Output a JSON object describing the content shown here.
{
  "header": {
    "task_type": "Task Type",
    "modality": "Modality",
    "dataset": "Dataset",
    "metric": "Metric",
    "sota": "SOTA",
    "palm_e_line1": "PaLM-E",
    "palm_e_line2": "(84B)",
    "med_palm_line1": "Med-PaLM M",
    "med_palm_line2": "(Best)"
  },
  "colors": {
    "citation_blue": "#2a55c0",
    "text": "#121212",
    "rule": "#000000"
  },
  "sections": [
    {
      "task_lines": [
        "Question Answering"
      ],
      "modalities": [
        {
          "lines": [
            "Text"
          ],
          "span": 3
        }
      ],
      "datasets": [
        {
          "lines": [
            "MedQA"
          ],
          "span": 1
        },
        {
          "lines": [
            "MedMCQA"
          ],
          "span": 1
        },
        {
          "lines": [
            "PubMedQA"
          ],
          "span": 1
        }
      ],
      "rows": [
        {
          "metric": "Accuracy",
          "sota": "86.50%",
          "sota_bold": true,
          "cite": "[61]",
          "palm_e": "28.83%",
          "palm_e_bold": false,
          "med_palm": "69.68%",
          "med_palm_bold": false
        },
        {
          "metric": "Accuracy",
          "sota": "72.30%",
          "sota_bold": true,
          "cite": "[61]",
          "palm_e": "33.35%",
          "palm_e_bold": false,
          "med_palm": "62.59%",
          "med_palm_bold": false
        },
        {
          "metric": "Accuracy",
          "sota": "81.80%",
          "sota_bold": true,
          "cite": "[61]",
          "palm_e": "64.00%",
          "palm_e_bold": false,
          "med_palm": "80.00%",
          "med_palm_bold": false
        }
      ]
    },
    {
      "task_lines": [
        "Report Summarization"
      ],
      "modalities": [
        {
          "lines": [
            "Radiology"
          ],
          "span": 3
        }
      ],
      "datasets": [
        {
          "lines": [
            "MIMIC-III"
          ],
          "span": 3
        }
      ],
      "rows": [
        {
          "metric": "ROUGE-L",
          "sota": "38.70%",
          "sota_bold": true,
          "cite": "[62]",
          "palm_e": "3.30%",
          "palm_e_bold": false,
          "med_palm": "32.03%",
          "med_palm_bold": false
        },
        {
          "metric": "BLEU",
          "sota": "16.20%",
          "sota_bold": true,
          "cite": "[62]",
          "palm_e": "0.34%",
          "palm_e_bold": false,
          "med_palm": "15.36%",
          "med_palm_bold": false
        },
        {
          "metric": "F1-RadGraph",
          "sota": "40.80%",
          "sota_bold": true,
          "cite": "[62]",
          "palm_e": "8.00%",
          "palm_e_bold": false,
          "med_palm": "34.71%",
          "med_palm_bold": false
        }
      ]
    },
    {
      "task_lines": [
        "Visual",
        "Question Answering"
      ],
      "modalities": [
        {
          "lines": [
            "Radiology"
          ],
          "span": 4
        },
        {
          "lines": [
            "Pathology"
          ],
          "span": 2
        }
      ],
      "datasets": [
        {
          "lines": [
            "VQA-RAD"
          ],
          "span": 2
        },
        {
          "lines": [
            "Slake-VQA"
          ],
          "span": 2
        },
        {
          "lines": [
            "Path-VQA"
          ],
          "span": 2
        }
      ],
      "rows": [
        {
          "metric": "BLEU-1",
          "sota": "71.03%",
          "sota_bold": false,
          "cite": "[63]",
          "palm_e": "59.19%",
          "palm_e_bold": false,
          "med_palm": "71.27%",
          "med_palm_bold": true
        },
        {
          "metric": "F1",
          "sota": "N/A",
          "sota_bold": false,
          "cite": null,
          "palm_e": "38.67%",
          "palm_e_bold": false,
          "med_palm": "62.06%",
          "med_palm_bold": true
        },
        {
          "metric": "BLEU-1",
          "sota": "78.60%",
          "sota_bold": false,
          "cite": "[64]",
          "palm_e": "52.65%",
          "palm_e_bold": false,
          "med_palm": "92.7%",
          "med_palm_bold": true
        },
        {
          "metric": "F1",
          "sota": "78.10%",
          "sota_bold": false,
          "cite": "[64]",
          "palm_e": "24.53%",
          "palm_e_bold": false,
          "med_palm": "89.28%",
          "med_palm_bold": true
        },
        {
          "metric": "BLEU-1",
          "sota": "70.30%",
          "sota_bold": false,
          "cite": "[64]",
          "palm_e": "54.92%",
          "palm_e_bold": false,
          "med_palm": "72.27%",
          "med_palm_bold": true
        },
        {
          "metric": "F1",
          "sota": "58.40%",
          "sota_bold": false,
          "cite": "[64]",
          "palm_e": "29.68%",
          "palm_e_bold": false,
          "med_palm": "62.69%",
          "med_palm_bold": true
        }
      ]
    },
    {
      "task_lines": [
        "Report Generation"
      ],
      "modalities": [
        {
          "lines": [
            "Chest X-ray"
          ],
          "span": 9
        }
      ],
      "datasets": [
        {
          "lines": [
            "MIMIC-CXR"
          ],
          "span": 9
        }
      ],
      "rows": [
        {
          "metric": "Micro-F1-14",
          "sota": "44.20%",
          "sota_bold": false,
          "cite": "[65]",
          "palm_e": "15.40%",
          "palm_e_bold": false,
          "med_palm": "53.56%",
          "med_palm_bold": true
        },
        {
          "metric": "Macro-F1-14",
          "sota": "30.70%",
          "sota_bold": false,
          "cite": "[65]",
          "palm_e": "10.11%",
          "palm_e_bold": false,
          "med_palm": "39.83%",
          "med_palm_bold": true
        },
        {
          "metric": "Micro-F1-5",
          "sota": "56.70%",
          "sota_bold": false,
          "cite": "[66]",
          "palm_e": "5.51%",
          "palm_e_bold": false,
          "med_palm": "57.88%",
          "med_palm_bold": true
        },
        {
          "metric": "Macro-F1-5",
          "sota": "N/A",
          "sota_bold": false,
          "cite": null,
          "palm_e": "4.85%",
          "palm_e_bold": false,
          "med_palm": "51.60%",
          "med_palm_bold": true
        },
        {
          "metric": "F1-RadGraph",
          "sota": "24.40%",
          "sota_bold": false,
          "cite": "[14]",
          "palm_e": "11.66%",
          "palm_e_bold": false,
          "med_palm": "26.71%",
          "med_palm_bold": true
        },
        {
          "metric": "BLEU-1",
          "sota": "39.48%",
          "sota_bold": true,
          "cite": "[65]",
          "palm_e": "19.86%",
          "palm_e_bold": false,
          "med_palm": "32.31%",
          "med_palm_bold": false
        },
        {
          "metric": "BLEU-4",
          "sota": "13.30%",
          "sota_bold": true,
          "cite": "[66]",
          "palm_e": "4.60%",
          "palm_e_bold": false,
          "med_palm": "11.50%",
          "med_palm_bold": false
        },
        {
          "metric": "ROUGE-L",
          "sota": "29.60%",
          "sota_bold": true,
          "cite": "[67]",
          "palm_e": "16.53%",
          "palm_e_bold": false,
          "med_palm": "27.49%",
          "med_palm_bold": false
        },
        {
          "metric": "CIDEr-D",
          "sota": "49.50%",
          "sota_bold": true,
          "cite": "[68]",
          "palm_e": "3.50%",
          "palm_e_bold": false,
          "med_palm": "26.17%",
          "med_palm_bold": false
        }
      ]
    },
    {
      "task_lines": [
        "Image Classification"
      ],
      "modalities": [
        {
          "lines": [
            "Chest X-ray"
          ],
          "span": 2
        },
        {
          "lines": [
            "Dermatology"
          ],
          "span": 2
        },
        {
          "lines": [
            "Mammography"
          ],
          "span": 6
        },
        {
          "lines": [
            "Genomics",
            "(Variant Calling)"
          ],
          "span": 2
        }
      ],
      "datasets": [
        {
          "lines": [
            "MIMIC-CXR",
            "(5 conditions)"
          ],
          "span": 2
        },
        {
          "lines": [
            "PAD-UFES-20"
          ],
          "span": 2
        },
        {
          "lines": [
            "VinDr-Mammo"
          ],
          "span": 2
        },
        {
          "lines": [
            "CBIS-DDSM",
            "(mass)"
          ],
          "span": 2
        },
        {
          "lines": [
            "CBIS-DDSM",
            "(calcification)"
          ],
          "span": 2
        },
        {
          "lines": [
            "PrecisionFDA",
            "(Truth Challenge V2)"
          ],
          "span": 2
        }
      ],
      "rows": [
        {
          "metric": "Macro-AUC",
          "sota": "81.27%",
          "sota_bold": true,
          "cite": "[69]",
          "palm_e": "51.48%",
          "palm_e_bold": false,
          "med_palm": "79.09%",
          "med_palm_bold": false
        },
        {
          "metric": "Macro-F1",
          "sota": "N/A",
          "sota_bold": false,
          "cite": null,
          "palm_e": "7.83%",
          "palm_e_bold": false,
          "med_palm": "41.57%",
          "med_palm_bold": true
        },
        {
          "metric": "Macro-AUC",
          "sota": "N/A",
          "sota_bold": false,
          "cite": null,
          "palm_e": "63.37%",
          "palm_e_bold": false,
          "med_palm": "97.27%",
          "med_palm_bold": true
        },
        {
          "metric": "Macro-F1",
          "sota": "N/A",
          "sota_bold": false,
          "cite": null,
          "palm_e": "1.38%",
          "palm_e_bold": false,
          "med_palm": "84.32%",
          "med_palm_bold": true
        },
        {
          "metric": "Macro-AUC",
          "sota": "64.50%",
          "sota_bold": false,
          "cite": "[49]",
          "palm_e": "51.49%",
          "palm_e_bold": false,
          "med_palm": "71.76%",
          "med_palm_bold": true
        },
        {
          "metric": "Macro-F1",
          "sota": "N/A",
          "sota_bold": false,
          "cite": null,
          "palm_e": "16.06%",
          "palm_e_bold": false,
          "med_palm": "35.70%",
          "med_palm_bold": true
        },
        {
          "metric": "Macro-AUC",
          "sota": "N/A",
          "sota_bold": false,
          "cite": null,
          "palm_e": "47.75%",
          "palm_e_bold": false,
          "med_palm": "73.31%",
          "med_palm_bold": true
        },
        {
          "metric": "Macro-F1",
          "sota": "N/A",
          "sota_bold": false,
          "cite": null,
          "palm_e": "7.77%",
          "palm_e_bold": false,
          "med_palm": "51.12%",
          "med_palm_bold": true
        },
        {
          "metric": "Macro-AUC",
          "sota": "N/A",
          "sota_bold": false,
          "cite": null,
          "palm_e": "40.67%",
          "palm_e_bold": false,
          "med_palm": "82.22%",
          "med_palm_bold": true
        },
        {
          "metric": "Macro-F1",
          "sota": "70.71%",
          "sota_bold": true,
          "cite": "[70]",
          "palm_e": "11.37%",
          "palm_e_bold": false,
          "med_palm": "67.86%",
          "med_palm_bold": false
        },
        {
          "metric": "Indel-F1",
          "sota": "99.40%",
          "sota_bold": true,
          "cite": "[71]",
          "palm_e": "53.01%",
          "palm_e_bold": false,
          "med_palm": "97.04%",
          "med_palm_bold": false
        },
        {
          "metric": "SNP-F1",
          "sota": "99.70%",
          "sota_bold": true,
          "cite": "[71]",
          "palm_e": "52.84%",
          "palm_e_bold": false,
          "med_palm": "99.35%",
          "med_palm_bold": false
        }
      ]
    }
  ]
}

○ ○ ○ ○

What you need to do
Among the records, find each line where the word "Report" occurs, and copy it.

Finished exercise
        "Report Summarization"
        "Report Generation"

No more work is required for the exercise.